BEGIN Data to process
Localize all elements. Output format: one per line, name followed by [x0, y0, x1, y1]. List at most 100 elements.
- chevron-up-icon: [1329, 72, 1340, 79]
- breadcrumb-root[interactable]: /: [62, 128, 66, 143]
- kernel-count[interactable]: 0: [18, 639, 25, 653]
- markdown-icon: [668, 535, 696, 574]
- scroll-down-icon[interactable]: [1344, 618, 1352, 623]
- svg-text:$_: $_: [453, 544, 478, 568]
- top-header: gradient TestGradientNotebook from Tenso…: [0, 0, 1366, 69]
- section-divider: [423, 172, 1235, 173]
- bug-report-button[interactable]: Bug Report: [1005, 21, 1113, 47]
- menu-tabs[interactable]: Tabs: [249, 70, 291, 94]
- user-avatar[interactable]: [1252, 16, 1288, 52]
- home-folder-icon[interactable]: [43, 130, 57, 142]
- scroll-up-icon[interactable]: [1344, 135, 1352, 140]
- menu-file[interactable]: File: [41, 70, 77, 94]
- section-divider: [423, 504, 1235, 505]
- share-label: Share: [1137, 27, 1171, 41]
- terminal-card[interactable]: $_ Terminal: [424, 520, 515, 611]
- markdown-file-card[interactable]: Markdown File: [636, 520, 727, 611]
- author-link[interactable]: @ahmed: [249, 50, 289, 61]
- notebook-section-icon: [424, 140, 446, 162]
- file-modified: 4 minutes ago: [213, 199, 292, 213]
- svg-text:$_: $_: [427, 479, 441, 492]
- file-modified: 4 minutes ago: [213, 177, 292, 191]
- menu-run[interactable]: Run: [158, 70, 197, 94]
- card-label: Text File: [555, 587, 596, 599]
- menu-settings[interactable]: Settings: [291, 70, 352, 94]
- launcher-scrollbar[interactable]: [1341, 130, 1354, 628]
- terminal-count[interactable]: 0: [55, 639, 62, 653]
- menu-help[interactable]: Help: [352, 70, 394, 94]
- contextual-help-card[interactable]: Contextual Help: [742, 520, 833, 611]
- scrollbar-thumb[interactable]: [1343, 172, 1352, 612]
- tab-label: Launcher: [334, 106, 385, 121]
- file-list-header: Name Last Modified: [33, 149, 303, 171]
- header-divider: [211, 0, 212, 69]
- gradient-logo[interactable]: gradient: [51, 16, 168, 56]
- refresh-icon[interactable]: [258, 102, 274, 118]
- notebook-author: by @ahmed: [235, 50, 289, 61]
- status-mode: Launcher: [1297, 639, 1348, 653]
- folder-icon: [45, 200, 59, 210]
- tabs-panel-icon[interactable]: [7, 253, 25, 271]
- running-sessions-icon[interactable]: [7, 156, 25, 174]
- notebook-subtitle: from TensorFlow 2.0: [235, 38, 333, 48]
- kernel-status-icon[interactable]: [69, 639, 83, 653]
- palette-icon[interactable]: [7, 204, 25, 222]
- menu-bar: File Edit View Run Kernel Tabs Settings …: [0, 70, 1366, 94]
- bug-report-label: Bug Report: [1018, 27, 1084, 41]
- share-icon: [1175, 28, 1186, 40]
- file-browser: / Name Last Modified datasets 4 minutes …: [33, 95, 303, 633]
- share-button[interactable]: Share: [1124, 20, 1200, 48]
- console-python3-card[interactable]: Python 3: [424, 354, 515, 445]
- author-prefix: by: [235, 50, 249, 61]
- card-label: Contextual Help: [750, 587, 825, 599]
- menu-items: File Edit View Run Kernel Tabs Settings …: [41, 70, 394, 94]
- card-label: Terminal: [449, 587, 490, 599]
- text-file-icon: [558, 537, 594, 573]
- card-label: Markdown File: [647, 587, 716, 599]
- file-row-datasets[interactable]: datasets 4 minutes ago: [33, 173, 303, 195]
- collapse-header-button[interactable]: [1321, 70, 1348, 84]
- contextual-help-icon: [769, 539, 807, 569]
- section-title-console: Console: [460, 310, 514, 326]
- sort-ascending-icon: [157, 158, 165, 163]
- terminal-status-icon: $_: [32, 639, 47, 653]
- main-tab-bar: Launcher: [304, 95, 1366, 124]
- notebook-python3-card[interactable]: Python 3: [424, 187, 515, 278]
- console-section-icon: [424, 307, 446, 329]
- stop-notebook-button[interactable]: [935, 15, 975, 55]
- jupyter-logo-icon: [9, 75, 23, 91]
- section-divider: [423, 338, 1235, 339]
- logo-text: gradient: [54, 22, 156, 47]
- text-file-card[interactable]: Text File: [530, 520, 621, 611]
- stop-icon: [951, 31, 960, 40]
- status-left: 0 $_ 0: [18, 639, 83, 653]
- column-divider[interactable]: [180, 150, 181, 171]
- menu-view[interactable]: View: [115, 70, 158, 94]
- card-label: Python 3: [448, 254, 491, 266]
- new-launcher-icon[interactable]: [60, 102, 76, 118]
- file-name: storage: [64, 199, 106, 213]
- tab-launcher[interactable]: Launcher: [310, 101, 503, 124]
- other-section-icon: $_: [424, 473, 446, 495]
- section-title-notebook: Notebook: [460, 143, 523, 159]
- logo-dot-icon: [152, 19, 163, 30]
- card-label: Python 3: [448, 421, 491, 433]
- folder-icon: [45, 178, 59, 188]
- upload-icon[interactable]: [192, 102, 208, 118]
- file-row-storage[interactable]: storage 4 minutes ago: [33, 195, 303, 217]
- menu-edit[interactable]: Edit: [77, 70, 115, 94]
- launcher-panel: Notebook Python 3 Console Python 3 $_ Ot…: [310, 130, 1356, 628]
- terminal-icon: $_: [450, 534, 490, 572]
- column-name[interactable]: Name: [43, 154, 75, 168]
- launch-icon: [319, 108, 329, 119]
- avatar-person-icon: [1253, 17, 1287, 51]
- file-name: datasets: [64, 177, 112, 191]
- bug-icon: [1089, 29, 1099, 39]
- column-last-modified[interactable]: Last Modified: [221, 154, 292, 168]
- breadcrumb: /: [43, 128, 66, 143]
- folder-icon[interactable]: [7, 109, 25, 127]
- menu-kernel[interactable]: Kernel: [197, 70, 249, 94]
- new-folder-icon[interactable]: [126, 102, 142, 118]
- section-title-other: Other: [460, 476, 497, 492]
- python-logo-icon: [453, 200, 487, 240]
END Data to process
:: Work required ::
Copy out the lines above word for word, from the first line through the line that contains "- kernel-count[interactable]: 0: [18, 639, 25, 653]", including both.

:: Exercise result ::
Localize all elements. Output format: one per line, name followed by [x0, y0, x1, y1]. List at most 100 elements.
- chevron-up-icon: [1329, 72, 1340, 79]
- breadcrumb-root[interactable]: /: [62, 128, 66, 143]
- kernel-count[interactable]: 0: [18, 639, 25, 653]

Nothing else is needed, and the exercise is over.